Give every entry again, word for word.
[START DATA RECORDS]
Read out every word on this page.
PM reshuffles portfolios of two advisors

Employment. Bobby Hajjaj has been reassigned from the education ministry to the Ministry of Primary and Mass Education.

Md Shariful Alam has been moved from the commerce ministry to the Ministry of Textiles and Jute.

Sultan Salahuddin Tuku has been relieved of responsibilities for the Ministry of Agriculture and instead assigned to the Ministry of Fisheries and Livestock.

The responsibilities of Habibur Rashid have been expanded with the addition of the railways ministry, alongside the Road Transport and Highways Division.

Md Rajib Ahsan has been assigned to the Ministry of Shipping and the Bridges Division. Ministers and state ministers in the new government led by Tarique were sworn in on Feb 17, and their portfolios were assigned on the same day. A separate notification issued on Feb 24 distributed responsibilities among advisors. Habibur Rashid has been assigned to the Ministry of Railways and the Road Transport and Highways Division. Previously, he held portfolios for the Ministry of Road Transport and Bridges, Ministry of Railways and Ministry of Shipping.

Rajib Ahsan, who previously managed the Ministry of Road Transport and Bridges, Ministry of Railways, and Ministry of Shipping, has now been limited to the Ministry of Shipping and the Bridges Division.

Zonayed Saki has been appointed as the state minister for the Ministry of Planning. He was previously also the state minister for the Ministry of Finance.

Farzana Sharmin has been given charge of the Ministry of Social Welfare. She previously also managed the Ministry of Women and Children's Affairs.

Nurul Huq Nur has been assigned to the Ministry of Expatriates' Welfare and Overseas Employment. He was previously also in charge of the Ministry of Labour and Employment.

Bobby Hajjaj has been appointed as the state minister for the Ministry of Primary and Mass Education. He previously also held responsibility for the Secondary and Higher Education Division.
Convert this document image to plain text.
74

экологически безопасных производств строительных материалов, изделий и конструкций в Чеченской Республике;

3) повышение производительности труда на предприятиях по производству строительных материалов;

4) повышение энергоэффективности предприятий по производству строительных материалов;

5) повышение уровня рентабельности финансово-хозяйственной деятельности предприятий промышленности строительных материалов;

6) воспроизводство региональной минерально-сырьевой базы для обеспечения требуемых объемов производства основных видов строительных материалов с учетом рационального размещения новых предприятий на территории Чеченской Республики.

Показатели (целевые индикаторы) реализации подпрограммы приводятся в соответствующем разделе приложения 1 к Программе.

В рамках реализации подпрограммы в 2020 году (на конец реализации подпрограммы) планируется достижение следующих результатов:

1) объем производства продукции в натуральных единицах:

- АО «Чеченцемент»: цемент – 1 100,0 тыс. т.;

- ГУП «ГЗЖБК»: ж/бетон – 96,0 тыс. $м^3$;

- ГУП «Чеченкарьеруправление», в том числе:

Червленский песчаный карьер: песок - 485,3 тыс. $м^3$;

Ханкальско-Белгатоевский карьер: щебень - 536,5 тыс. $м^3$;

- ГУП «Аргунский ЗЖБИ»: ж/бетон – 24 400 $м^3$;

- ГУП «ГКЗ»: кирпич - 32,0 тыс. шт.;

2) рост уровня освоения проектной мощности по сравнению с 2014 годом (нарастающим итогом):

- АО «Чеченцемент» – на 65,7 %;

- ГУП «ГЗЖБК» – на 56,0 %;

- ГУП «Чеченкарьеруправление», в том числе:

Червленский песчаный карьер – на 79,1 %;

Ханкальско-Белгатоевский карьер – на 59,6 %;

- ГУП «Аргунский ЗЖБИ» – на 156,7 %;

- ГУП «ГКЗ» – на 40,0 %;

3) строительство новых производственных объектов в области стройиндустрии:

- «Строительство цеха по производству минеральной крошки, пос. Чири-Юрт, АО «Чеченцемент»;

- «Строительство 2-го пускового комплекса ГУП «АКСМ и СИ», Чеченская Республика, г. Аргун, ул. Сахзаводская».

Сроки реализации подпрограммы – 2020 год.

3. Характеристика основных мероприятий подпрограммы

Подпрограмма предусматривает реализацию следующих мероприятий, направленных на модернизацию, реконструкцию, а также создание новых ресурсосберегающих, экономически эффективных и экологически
[END DATA RECORDS]
> **RESPONSE FOR THIS EXERCISE**:
Read out every word on this page.
PM reshuffles portfolios of two advisors

Employment. Bobby Hajjaj has been reassigned from the education ministry to the Ministry of Primary and Mass Education.

Md Shariful Alam has been moved from the commerce ministry to the Ministry of Textiles and Jute.

Sultan Salahuddin Tuku has been relieved of responsibilities for the Ministry of Agriculture and instead assigned to the Ministry of Fisheries and Livestock.

The responsibilities of Habibur Rashid have been expanded with the addition of the railways ministry, alongside the Road Transport and Highways Division.

Md Rajib Ahsan has been assigned to the Ministry of Shipping and the Bridges Division. Ministers and state ministers in the new government led by Tarique were sworn in on Feb 17, and their portfolios were assigned on the same day. A separate notification issued on Feb 24 distributed responsibilities among advisors. Habibur Rashid has been assigned to the Ministry of Railways and the Road Transport and Highways Division. Previously, he held portfolios for the Ministry of Road Transport and Bridges, Ministry of Railways and Ministry of Shipping.

Rajib Ahsan, who previously managed the Ministry of Road Transport and Bridges, Ministry of Railways, and Ministry of Shipping, has now been limited to the Ministry of Shipping and the Bridges Division.

Zonayed Saki has been appointed as the state minister for the Ministry of Planning. He was previously also the state minister for the Ministry of Finance.

Farzana Sharmin has been given charge of the Ministry of Social Welfare. She previously also managed the Ministry of Women and Children's Affairs.

Nurul Huq Nur has been assigned to the Ministry of Expatriates' Welfare and Overseas Employment. He was previously also in charge of the Ministry of Labour and Employment.

Bobby Hajjaj has been appointed as the state minister for the Ministry of Primary and Mass Education. He previously also held responsibility for the Secondary and Higher Education Division.
Convert this document image to plain text.
74

экологически безопасных производств строительных материалов, изделий и конструкций в Чеченской Республике;

3) повышение производительности труда на предприятиях по производству строительных материалов;

4) повышение энергоэффективности предприятий по производству строительных материалов;

5) повышение уровня рентабельности финансово-хозяйственной деятельности предприятий промышленности строительных материалов;

6) воспроизводство региональной минерально-сырьевой базы для обеспечения требуемых объемов производства основных видов строительных материалов с учетом рационального размещения новых предприятий на территории Чеченской Республики.

Показатели (целевые индикаторы) реализации подпрограммы приводятся в соответствующем разделе приложения 1 к Программе.

В рамках реализации подпрограммы в 2020 году (на конец реализации подпрограммы) планируется достижение следующих результатов:

1) объем производства продукции в натуральных единицах:

- АО «Чеченцемент»: цемент – 1 100,0 тыс. т.;

- ГУП «ГЗЖБК»: ж/бетон – 96,0 тыс. $м^3$;

- ГУП «Чеченкарьеруправление», в том числе:

Червленский песчаный карьер: песок - 485,3 тыс. $м^3$;

Ханкальско-Белгатоевский карьер: щебень - 536,5 тыс. $м^3$;

- ГУП «Аргунский ЗЖБИ»: ж/бетон – 24 400 $м^3$;

- ГУП «ГКЗ»: кирпич - 32,0 тыс. шт.;

2) рост уровня освоения проектной мощности по сравнению с 2014 годом (нарастающим итогом):

- АО «Чеченцемент» – на 65,7 %;

- ГУП «ГЗЖБК» – на 56,0 %;

- ГУП «Чеченкарьеруправление», в том числе:

Червленский песчаный карьер – на 79,1 %;

Ханкальско-Белгатоевский карьер – на 59,6 %;

- ГУП «Аргунский ЗЖБИ» – на 156,7 %;

- ГУП «ГКЗ» – на 40,0 %;

3) строительство новых производственных объектов в области стройиндустрии:

- «Строительство цеха по производству минеральной крошки, пос. Чири-Юрт, АО «Чеченцемент»;

- «Строительство 2-го пускового комплекса ГУП «АКСМ и СИ», Чеченская Республика, г. Аргун, ул. Сахзаводская».

Сроки реализации подпрограммы – 2020 год.

3. Характеристика основных мероприятий подпрограммы

Подпрограмма предусматривает реализацию следующих мероприятий, направленных на модернизацию, реконструкцию, а также создание новых ресурсосберегающих, экономически эффективных и экологически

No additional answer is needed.